(Figure collection entries)
********************

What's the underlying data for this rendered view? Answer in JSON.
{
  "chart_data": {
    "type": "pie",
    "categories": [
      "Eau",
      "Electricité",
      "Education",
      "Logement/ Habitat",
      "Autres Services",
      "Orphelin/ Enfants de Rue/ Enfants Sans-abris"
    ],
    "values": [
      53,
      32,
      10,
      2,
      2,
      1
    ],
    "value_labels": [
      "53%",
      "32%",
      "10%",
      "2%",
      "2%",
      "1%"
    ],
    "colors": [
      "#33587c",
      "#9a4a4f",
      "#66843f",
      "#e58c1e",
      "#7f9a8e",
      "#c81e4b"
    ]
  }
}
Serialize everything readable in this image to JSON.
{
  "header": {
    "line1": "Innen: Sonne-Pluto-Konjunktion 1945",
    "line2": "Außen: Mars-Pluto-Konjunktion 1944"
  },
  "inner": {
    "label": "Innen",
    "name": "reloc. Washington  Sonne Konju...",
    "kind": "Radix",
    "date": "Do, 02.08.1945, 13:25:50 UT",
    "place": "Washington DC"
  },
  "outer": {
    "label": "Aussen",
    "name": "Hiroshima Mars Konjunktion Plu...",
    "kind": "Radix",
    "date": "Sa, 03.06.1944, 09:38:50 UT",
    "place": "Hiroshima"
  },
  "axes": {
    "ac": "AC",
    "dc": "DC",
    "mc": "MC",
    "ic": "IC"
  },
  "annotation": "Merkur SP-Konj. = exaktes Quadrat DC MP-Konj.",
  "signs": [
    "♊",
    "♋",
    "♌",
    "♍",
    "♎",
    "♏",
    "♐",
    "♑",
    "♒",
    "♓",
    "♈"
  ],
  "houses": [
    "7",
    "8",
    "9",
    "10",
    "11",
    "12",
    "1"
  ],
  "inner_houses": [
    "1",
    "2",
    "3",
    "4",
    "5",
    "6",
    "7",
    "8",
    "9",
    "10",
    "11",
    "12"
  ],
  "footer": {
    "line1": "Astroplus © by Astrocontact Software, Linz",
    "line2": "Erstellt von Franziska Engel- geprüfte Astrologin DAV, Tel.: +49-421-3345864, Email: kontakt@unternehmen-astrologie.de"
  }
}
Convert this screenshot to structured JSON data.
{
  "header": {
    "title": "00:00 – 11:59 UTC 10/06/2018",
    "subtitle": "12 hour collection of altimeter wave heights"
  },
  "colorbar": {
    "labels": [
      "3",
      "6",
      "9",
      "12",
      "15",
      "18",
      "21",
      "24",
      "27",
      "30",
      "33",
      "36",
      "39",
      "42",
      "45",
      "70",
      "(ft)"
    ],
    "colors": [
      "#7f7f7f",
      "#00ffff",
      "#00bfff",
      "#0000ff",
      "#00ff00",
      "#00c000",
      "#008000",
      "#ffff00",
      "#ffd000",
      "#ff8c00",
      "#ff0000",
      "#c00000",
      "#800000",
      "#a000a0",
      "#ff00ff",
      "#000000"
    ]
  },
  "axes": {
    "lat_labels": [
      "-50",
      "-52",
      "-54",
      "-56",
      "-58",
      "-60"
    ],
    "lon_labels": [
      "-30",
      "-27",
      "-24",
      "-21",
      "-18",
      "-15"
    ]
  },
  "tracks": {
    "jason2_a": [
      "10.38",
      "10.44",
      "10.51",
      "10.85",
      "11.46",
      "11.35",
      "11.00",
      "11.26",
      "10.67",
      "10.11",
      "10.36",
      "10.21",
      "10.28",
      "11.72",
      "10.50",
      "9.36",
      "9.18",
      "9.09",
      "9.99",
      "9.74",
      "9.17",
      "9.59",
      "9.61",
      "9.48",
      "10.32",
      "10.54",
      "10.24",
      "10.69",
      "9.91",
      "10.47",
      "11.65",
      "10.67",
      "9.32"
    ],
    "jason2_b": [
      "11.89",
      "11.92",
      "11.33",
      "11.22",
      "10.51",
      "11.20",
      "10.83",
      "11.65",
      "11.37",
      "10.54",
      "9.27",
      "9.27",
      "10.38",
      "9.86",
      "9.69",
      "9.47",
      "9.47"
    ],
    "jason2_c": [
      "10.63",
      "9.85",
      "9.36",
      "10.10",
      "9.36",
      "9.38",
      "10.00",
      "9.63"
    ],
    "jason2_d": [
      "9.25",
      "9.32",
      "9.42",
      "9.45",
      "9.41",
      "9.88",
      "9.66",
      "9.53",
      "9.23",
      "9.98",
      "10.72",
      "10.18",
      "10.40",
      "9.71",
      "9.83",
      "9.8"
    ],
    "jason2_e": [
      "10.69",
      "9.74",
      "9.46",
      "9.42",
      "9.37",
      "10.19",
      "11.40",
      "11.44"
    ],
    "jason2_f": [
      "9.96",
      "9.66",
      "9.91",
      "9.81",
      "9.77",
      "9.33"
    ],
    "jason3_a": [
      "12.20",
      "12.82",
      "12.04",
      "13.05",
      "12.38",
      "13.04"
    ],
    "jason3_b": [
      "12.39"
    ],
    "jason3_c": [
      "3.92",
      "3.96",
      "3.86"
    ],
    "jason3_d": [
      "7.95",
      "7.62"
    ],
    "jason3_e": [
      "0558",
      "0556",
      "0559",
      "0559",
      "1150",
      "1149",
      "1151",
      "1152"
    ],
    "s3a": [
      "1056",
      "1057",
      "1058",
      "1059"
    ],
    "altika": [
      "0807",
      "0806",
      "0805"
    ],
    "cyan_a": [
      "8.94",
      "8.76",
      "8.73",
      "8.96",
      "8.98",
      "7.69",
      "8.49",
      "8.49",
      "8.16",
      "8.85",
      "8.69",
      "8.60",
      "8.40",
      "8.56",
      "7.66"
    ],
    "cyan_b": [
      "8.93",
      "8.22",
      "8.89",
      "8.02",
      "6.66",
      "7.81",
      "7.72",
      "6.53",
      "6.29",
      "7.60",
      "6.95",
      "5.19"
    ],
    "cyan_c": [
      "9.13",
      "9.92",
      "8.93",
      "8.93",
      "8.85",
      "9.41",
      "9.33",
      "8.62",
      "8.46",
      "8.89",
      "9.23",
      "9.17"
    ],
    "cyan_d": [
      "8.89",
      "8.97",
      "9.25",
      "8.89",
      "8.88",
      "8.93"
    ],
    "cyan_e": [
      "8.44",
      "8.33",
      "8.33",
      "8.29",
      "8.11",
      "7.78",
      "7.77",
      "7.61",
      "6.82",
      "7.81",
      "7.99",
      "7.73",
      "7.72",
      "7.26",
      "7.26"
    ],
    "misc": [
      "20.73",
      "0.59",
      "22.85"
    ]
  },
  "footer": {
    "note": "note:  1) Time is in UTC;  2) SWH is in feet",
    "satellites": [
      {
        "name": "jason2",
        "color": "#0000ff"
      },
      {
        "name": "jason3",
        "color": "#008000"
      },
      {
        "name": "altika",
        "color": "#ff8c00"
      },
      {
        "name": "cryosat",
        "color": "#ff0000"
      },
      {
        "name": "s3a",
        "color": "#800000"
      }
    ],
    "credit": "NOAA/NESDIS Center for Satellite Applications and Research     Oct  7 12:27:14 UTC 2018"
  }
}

********************

(GOAL) Give back all the records exactly as they stand.

(RESULT FOR THIS TASK)
What's the underlying data for this rendered view? Answer in JSON.
{
  "chart_data": {
    "type": "pie",
    "categories": [
      "Eau",
      "Electricité",
      "Education",
      "Logement/ Habitat",
      "Autres Services",
      "Orphelin/ Enfants de Rue/ Enfants Sans-abris"
    ],
    "values": [
      53,
      32,
      10,
      2,
      2,
      1
    ],
    "value_labels": [
      "53%",
      "32%",
      "10%",
      "2%",
      "2%",
      "1%"
    ],
    "colors": [
      "#33587c",
      "#9a4a4f",
      "#66843f",
      "#e58c1e",
      "#7f9a8e",
      "#c81e4b"
    ]
  }
}
Serialize everything readable in this image to JSON.
{
  "header": {
    "line1": "Innen: Sonne-Pluto-Konjunktion 1945",
    "line2": "Außen: Mars-Pluto-Konjunktion 1944"
  },
  "inner": {
    "label": "Innen",
    "name": "reloc. Washington  Sonne Konju...",
    "kind": "Radix",
    "date": "Do, 02.08.1945, 13:25:50 UT",
    "place": "Washington DC"
  },
  "outer": {
    "label": "Aussen",
    "name": "Hiroshima Mars Konjunktion Plu...",
    "kind": "Radix",
    "date": "Sa, 03.06.1944, 09:38:50 UT",
    "place": "Hiroshima"
  },
  "axes": {
    "ac": "AC",
    "dc": "DC",
    "mc": "MC",
    "ic": "IC"
  },
  "annotation": "Merkur SP-Konj. = exaktes Quadrat DC MP-Konj.",
  "signs": [
    "♊",
    "♋",
    "♌",
    "♍",
    "♎",
    "♏",
    "♐",
    "♑",
    "♒",
    "♓",
    "♈"
  ],
  "houses": [
    "7",
    "8",
    "9",
    "10",
    "11",
    "12",
    "1"
  ],
  "inner_houses": [
    "1",
    "2",
    "3",
    "4",
    "5",
    "6",
    "7",
    "8",
    "9",
    "10",
    "11",
    "12"
  ],
  "footer": {
    "line1": "Astroplus © by Astrocontact Software, Linz",
    "line2": "Erstellt von Franziska Engel- geprüfte Astrologin DAV, Tel.: +49-421-3345864, Email: kontakt@unternehmen-astrologie.de"
  }
}
Convert this screenshot to structured JSON data.
{
  "header": {
    "title": "00:00 – 11:59 UTC 10/06/2018",
    "subtitle": "12 hour collection of altimeter wave heights"
  },
  "colorbar": {
    "labels": [
      "3",
      "6",
      "9",
      "12",
      "15",
      "18",
      "21",
      "24",
      "27",
      "30",
      "33",
      "36",
      "39",
      "42",
      "45",
      "70",
      "(ft)"
    ],
    "colors": [
      "#7f7f7f",
      "#00ffff",
      "#00bfff",
      "#0000ff",
      "#00ff00",
      "#00c000",
      "#008000",
      "#ffff00",
      "#ffd000",
      "#ff8c00",
      "#ff0000",
      "#c00000",
      "#800000",
      "#a000a0",
      "#ff00ff",
      "#000000"
    ]
  },
  "axes": {
    "lat_labels": [
      "-50",
      "-52",
      "-54",
      "-56",
      "-58",
      "-60"
    ],
    "lon_labels": [
      "-30",
      "-27",
      "-24",
      "-21",
      "-18",
      "-15"
    ]
  },
  "tracks": {
    "jason2_a": [
      "10.38",
      "10.44",
      "10.51",
      "10.85",
      "11.46",
      "11.35",
      "11.00",
      "11.26",
      "10.67",
      "10.11",
      "10.36",
      "10.21",
      "10.28",
      "11.72",
      "10.50",
      "9.36",
      "9.18",
      "9.09",
      "9.99",
      "9.74",
      "9.17",
      "9.59",
      "9.61",
      "9.48",
      "10.32",
      "10.54",
      "10.24",
      "10.69",
      "9.91",
      "10.47",
      "11.65",
      "10.67",
      "9.32"
    ],
    "jason2_b": [
      "11.89",
      "11.92",
      "11.33",
      "11.22",
      "10.51",
      "11.20",
      "10.83",
      "11.65",
      "11.37",
      "10.54",
      "9.27",
      "9.27",
      "10.38",
      "9.86",
      "9.69",
      "9.47",
      "9.47"
    ],
    "jason2_c": [
      "10.63",
      "9.85",
      "9.36",
      "10.10",
      "9.36",
      "9.38",
      "10.00",
      "9.63"
    ],
    "jason2_d": [
      "9.25",
      "9.32",
      "9.42",
      "9.45",
      "9.41",
      "9.88",
      "9.66",
      "9.53",
      "9.23",
      "9.98",
      "10.72",
      "10.18",
      "10.40",
      "9.71",
      "9.83",
      "9.8"
    ],
    "jason2_e": [
      "10.69",
      "9.74",
      "9.46",
      "9.42",
      "9.37",
      "10.19",
      "11.40",
      "11.44"
    ],
    "jason2_f": [
      "9.96",
      "9.66",
      "9.91",
      "9.81",
      "9.77",
      "9.33"
    ],
    "jason3_a": [
      "12.20",
      "12.82",
      "12.04",
      "13.05",
      "12.38",
      "13.04"
    ],
    "jason3_b": [
      "12.39"
    ],
    "jason3_c": [
      "3.92",
      "3.96",
      "3.86"
    ],
    "jason3_d": [
      "7.95",
      "7.62"
    ],
    "jason3_e": [
      "0558",
      "0556",
      "0559",
      "0559",
      "1150",
      "1149",
      "1151",
      "1152"
    ],
    "s3a": [
      "1056",
      "1057",
      "1058",
      "1059"
    ],
    "altika": [
      "0807",
      "0806",
      "0805"
    ],
    "cyan_a": [
      "8.94",
      "8.76",
      "8.73",
      "8.96",
      "8.98",
      "7.69",
      "8.49",
      "8.49",
      "8.16",
      "8.85",
      "8.69",
      "8.60",
      "8.40",
      "8.56",
      "7.66"
    ],
    "cyan_b": [
      "8.93",
      "8.22",
      "8.89",
      "8.02",
      "6.66",
      "7.81",
      "7.72",
      "6.53",
      "6.29",
      "7.60",
      "6.95",
      "5.19"
    ],
    "cyan_c": [
      "9.13",
      "9.92",
      "8.93",
      "8.93",
      "8.85",
      "9.41",
      "9.33",
      "8.62",
      "8.46",
      "8.89",
      "9.23",
      "9.17"
    ],
    "cyan_d": [
      "8.89",
      "8.97",
      "9.25",
      "8.89",
      "8.88",
      "8.93"
    ],
    "cyan_e": [
      "8.44",
      "8.33",
      "8.33",
      "8.29",
      "8.11",
      "7.78",
      "7.77",
      "7.61",
      "6.82",
      "7.81",
      "7.99",
      "7.73",
      "7.72",
      "7.26",
      "7.26"
    ],
    "misc": [
      "20.73",
      "0.59",
      "22.85"
    ]
  },
  "footer": {
    "note": "note:  1) Time is in UTC;  2) SWH is in feet",
    "satellites": [
      {
        "name": "jason2",
        "color": "#0000ff"
      },
      {
        "name": "jason3",
        "color": "#008000"
      },
      {
        "name": "altika",
        "color": "#ff8c00"
      },
      {
        "name": "cryosat",
        "color": "#ff0000"
      },
      {
        "name": "s3a",
        "color": "#800000"
      }
    ],
    "credit": "NOAA/NESDIS Center for Satellite Applications and Research     Oct  7 12:27:14 UTC 2018"
  }
}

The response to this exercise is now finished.